------ Material provided

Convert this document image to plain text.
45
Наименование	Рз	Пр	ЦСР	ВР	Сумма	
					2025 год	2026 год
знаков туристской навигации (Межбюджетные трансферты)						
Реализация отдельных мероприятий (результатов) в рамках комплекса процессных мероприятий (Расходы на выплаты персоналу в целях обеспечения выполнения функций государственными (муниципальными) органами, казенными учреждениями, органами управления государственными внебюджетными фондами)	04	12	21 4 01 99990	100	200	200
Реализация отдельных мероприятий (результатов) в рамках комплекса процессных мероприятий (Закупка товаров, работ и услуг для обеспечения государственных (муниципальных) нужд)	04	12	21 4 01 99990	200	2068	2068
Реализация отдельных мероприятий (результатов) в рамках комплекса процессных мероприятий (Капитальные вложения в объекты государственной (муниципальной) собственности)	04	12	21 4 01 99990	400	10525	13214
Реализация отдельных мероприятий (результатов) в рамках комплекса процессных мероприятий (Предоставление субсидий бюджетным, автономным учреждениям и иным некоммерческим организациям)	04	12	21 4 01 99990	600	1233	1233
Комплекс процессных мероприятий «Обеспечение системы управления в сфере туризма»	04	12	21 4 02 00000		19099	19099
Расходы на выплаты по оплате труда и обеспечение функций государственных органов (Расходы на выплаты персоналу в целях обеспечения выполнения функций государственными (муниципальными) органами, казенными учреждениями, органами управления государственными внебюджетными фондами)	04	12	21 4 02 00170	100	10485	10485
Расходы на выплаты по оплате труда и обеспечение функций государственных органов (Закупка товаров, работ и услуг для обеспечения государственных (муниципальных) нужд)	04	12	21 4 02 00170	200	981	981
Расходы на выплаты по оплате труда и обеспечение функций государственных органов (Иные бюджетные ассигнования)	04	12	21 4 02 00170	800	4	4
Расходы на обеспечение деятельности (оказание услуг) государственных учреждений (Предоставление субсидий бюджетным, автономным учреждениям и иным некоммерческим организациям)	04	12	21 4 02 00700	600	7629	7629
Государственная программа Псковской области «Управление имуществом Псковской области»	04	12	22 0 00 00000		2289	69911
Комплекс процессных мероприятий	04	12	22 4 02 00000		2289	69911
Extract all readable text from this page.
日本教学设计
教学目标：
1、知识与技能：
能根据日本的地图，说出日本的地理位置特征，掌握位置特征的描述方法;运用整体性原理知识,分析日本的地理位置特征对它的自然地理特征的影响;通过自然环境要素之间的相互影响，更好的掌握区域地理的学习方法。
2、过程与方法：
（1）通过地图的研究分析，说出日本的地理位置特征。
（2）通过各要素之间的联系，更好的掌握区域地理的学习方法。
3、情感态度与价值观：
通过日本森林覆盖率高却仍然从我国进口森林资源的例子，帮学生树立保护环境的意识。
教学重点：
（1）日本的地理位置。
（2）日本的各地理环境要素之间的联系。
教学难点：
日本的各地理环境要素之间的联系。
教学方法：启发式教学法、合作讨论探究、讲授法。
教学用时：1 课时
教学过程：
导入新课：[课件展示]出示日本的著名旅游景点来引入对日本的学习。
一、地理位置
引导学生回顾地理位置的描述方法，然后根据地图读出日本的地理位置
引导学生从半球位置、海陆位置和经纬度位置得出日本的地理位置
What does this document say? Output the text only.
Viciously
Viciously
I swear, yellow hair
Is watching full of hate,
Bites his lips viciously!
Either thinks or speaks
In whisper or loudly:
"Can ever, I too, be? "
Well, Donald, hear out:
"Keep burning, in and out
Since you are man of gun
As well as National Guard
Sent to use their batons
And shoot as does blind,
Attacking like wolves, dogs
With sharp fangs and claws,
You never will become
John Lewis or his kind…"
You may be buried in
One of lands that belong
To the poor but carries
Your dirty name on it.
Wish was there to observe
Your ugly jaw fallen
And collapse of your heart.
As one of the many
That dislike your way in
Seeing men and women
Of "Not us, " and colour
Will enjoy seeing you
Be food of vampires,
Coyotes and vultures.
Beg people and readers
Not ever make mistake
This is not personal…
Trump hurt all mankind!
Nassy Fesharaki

------------

Instructions for the task ->
Write out every entry exactly as given.

Response ->
Convert this document image to plain text.
45
Наименование	Рз	Пр	ЦСР	ВР	Сумма	
					2025 год	2026 год
знаков туристской навигации (Межбюджетные трансферты)						
Реализация отдельных мероприятий (результатов) в рамках комплекса процессных мероприятий (Расходы на выплаты персоналу в целях обеспечения выполнения функций государственными (муниципальными) органами, казенными учреждениями, органами управления государственными внебюджетными фондами)	04	12	21 4 01 99990	100	200	200
Реализация отдельных мероприятий (результатов) в рамках комплекса процессных мероприятий (Закупка товаров, работ и услуг для обеспечения государственных (муниципальных) нужд)	04	12	21 4 01 99990	200	2068	2068
Реализация отдельных мероприятий (результатов) в рамках комплекса процессных мероприятий (Капитальные вложения в объекты государственной (муниципальной) собственности)	04	12	21 4 01 99990	400	10525	13214
Реализация отдельных мероприятий (результатов) в рамках комплекса процессных мероприятий (Предоставление субсидий бюджетным, автономным учреждениям и иным некоммерческим организациям)	04	12	21 4 01 99990	600	1233	1233
Комплекс процессных мероприятий «Обеспечение системы управления в сфере туризма»	04	12	21 4 02 00000		19099	19099
Расходы на выплаты по оплате труда и обеспечение функций государственных органов (Расходы на выплаты персоналу в целях обеспечения выполнения функций государственными (муниципальными) органами, казенными учреждениями, органами управления государственными внебюджетными фондами)	04	12	21 4 02 00170	100	10485	10485
Расходы на выплаты по оплате труда и обеспечение функций государственных органов (Закупка товаров, работ и услуг для обеспечения государственных (муниципальных) нужд)	04	12	21 4 02 00170	200	981	981
Расходы на выплаты по оплате труда и обеспечение функций государственных органов (Иные бюджетные ассигнования)	04	12	21 4 02 00170	800	4	4
Расходы на обеспечение деятельности (оказание услуг) государственных учреждений (Предоставление субсидий бюджетным, автономным учреждениям и иным некоммерческим организациям)	04	12	21 4 02 00700	600	7629	7629
Государственная программа Псковской области «Управление имуществом Псковской области»	04	12	22 0 00 00000		2289	69911
Комплекс процессных мероприятий	04	12	22 4 02 00000		2289	69911
Extract all readable text from this page.
日本教学设计
教学目标：
1、知识与技能：
能根据日本的地图，说出日本的地理位置特征，掌握位置特征的描述方法;运用整体性原理知识,分析日本的地理位置特征对它的自然地理特征的影响;通过自然环境要素之间的相互影响，更好的掌握区域地理的学习方法。
2、过程与方法：
（1）通过地图的研究分析，说出日本的地理位置特征。
（2）通过各要素之间的联系，更好的掌握区域地理的学习方法。
3、情感态度与价值观：
通过日本森林覆盖率高却仍然从我国进口森林资源的例子，帮学生树立保护环境的意识。
教学重点：
（1）日本的地理位置。
（2）日本的各地理环境要素之间的联系。
教学难点：
日本的各地理环境要素之间的联系。
教学方法：启发式教学法、合作讨论探究、讲授法。
教学用时：1 课时
教学过程：
导入新课：[课件展示]出示日本的著名旅游景点来引入对日本的学习。
一、地理位置
引导学生回顾地理位置的描述方法，然后根据地图读出日本的地理位置
引导学生从半球位置、海陆位置和经纬度位置得出日本的地理位置
What does this document say? Output the text only.
Viciously
Viciously
I swear, yellow hair
Is watching full of hate,
Bites his lips viciously!
Either thinks or speaks
In whisper or loudly:
"Can ever, I too, be? "
Well, Donald, hear out:
"Keep burning, in and out
Since you are man of gun
As well as National Guard
Sent to use their batons
And shoot as does blind,
Attacking like wolves, dogs
With sharp fangs and claws,
You never will become
John Lewis or his kind…"
You may be buried in
One of lands that belong
To the poor but carries
Your dirty name on it.
Wish was there to observe
Your ugly jaw fallen
And collapse of your heart.
As one of the many
That dislike your way in
Seeing men and women
Of "Not us, " and colour
Will enjoy seeing you
Be food of vampires,
Coyotes and vultures.
Beg people and readers
Not ever make mistake
This is not personal…
Trump hurt all mankind!
Nassy Fesharaki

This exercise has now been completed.